[Collected data entries]
>> begin

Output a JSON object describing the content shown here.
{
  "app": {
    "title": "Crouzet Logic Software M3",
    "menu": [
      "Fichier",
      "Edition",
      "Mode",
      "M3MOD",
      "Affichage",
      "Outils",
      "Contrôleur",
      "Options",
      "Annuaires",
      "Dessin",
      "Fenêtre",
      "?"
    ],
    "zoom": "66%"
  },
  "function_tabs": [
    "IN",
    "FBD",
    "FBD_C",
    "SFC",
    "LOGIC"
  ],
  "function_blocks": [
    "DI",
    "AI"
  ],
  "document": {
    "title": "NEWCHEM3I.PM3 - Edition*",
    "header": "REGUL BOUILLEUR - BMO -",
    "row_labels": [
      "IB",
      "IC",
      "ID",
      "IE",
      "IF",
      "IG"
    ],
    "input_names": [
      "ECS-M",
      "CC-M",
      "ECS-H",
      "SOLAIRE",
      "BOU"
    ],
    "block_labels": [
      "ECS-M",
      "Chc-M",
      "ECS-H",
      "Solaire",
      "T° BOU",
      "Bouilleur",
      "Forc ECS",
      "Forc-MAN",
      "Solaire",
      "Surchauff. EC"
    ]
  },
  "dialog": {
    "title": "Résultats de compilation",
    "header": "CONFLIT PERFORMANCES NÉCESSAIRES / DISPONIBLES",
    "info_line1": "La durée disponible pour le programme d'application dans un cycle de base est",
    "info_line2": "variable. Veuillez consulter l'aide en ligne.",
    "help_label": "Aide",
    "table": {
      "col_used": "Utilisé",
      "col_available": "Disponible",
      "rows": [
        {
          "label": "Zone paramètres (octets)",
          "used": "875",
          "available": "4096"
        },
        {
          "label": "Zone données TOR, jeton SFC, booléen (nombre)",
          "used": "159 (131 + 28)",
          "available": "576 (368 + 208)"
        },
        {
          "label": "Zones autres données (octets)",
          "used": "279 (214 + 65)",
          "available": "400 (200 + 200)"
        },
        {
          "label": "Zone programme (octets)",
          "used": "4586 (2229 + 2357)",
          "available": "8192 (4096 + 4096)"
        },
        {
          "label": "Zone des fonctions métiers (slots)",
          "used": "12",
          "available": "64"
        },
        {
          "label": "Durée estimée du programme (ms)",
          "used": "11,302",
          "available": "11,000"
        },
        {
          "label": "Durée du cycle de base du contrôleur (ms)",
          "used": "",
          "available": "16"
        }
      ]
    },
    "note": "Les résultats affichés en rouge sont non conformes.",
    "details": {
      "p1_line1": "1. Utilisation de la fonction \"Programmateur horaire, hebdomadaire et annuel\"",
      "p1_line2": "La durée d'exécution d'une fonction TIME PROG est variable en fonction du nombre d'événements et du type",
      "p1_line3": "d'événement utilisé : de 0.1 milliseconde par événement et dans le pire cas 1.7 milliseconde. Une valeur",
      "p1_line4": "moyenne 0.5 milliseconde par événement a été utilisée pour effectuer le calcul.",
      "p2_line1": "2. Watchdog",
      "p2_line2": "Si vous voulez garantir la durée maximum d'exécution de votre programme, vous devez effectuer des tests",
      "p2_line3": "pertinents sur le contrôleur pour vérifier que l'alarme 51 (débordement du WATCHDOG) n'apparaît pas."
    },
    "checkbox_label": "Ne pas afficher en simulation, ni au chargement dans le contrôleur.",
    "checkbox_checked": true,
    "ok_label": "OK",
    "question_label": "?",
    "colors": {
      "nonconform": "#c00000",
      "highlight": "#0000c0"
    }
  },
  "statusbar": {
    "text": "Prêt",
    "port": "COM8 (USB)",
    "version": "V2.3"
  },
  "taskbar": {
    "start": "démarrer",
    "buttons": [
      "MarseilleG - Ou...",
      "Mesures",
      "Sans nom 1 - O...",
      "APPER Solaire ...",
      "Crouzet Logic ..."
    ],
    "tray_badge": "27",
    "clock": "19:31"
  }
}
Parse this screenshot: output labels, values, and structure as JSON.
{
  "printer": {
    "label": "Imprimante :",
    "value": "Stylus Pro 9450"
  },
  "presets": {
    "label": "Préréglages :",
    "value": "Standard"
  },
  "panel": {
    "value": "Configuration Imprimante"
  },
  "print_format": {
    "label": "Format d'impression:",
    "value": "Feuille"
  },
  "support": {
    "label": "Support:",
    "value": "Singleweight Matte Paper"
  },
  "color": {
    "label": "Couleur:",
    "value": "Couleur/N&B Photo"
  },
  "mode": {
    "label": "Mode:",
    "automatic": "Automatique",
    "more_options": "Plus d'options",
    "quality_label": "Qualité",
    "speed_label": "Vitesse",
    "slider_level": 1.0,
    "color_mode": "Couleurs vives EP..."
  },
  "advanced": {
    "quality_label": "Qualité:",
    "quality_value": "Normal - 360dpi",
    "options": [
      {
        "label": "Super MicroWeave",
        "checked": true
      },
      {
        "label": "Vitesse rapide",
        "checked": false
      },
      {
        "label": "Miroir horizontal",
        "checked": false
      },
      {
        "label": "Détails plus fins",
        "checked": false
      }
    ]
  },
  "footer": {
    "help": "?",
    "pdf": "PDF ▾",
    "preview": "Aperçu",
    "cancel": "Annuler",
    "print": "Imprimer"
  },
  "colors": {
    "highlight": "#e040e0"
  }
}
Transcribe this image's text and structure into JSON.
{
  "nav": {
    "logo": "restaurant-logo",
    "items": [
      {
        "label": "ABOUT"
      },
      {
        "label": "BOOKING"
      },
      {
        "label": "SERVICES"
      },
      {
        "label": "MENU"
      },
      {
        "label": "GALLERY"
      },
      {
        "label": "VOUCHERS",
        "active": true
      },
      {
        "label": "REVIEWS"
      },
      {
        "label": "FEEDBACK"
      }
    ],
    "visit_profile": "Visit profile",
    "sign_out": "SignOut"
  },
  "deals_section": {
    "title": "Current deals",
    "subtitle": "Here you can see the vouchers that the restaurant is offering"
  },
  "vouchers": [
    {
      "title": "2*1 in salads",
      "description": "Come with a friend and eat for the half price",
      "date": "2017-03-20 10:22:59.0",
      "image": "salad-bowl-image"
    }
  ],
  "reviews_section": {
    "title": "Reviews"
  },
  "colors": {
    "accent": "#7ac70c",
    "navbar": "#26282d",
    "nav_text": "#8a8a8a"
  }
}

>> end

• _What to do_
Restate the records, all of them, precisely as written.

• _Written response_
Output a JSON object describing the content shown here.
{
  "app": {
    "title": "Crouzet Logic Software M3",
    "menu": [
      "Fichier",
      "Edition",
      "Mode",
      "M3MOD",
      "Affichage",
      "Outils",
      "Contrôleur",
      "Options",
      "Annuaires",
      "Dessin",
      "Fenêtre",
      "?"
    ],
    "zoom": "66%"
  },
  "function_tabs": [
    "IN",
    "FBD",
    "FBD_C",
    "SFC",
    "LOGIC"
  ],
  "function_blocks": [
    "DI",
    "AI"
  ],
  "document": {
    "title": "NEWCHEM3I.PM3 - Edition*",
    "header": "REGUL BOUILLEUR - BMO -",
    "row_labels": [
      "IB",
      "IC",
      "ID",
      "IE",
      "IF",
      "IG"
    ],
    "input_names": [
      "ECS-M",
      "CC-M",
      "ECS-H",
      "SOLAIRE",
      "BOU"
    ],
    "block_labels": [
      "ECS-M",
      "Chc-M",
      "ECS-H",
      "Solaire",
      "T° BOU",
      "Bouilleur",
      "Forc ECS",
      "Forc-MAN",
      "Solaire",
      "Surchauff. EC"
    ]
  },
  "dialog": {
    "title": "Résultats de compilation",
    "header": "CONFLIT PERFORMANCES NÉCESSAIRES / DISPONIBLES",
    "info_line1": "La durée disponible pour le programme d'application dans un cycle de base est",
    "info_line2": "variable. Veuillez consulter l'aide en ligne.",
    "help_label": "Aide",
    "table": {
      "col_used": "Utilisé",
      "col_available": "Disponible",
      "rows": [
        {
          "label": "Zone paramètres (octets)",
          "used": "875",
          "available": "4096"
        },
        {
          "label": "Zone données TOR, jeton SFC, booléen (nombre)",
          "used": "159 (131 + 28)",
          "available": "576 (368 + 208)"
        },
        {
          "label": "Zones autres données (octets)",
          "used": "279 (214 + 65)",
          "available": "400 (200 + 200)"
        },
        {
          "label": "Zone programme (octets)",
          "used": "4586 (2229 + 2357)",
          "available": "8192 (4096 + 4096)"
        },
        {
          "label": "Zone des fonctions métiers (slots)",
          "used": "12",
          "available": "64"
        },
        {
          "label": "Durée estimée du programme (ms)",
          "used": "11,302",
          "available": "11,000"
        },
        {
          "label": "Durée du cycle de base du contrôleur (ms)",
          "used": "",
          "available": "16"
        }
      ]
    },
    "note": "Les résultats affichés en rouge sont non conformes.",
    "details": {
      "p1_line1": "1. Utilisation de la fonction \"Programmateur horaire, hebdomadaire et annuel\"",
      "p1_line2": "La durée d'exécution d'une fonction TIME PROG est variable en fonction du nombre d'événements et du type",
      "p1_line3": "d'événement utilisé : de 0.1 milliseconde par événement et dans le pire cas 1.7 milliseconde. Une valeur",
      "p1_line4": "moyenne 0.5 milliseconde par événement a été utilisée pour effectuer le calcul.",
      "p2_line1": "2. Watchdog",
      "p2_line2": "Si vous voulez garantir la durée maximum d'exécution de votre programme, vous devez effectuer des tests",
      "p2_line3": "pertinents sur le contrôleur pour vérifier que l'alarme 51 (débordement du WATCHDOG) n'apparaît pas."
    },
    "checkbox_label": "Ne pas afficher en simulation, ni au chargement dans le contrôleur.",
    "checkbox_checked": true,
    "ok_label": "OK",
    "question_label": "?",
    "colors": {
      "nonconform": "#c00000",
      "highlight": "#0000c0"
    }
  },
  "statusbar": {
    "text": "Prêt",
    "port": "COM8 (USB)",
    "version": "V2.3"
  },
  "taskbar": {
    "start": "démarrer",
    "buttons": [
      "MarseilleG - Ou...",
      "Mesures",
      "Sans nom 1 - O...",
      "APPER Solaire ...",
      "Crouzet Logic ..."
    ],
    "tray_badge": "27",
    "clock": "19:31"
  }
}
Parse this screenshot: output labels, values, and structure as JSON.
{
  "printer": {
    "label": "Imprimante :",
    "value": "Stylus Pro 9450"
  },
  "presets": {
    "label": "Préréglages :",
    "value": "Standard"
  },
  "panel": {
    "value": "Configuration Imprimante"
  },
  "print_format": {
    "label": "Format d'impression:",
    "value": "Feuille"
  },
  "support": {
    "label": "Support:",
    "value": "Singleweight Matte Paper"
  },
  "color": {
    "label": "Couleur:",
    "value": "Couleur/N&B Photo"
  },
  "mode": {
    "label": "Mode:",
    "automatic": "Automatique",
    "more_options": "Plus d'options",
    "quality_label": "Qualité",
    "speed_label": "Vitesse",
    "slider_level": 1.0,
    "color_mode": "Couleurs vives EP..."
  },
  "advanced": {
    "quality_label": "Qualité:",
    "quality_value": "Normal - 360dpi",
    "options": [
      {
        "label": "Super MicroWeave",
        "checked": true
      },
      {
        "label": "Vitesse rapide",
        "checked": false
      },
      {
        "label": "Miroir horizontal",
        "checked": false
      },
      {
        "label": "Détails plus fins",
        "checked": false
      }
    ]
  },
  "footer": {
    "help": "?",
    "pdf": "PDF ▾",
    "preview": "Aperçu",
    "cancel": "Annuler",
    "print": "Imprimer"
  },
  "colors": {
    "highlight": "#e040e0"
  }
}
Transcribe this image's text and structure into JSON.
{
  "nav": {
    "logo": "restaurant-logo",
    "items": [
      {
        "label": "ABOUT"
      },
      {
        "label": "BOOKING"
      },
      {
        "label": "SERVICES"
      },
      {
        "label": "MENU"
      },
      {
        "label": "GALLERY"
      },
      {
        "label": "VOUCHERS",
        "active": true
      },
      {
        "label": "REVIEWS"
      },
      {
        "label": "FEEDBACK"
      }
    ],
    "visit_profile": "Visit profile",
    "sign_out": "SignOut"
  },
  "deals_section": {
    "title": "Current deals",
    "subtitle": "Here you can see the vouchers that the restaurant is offering"
  },
  "vouchers": [
    {
      "title": "2*1 in salads",
      "description": "Come with a friend and eat for the half price",
      "date": "2017-03-20 10:22:59.0",
      "image": "salad-bowl-image"
    }
  ],
  "reviews_section": {
    "title": "Reviews"
  },
  "colors": {
    "accent": "#7ac70c",
    "navbar": "#26282d",
    "nav_text": "#8a8a8a"
  }
}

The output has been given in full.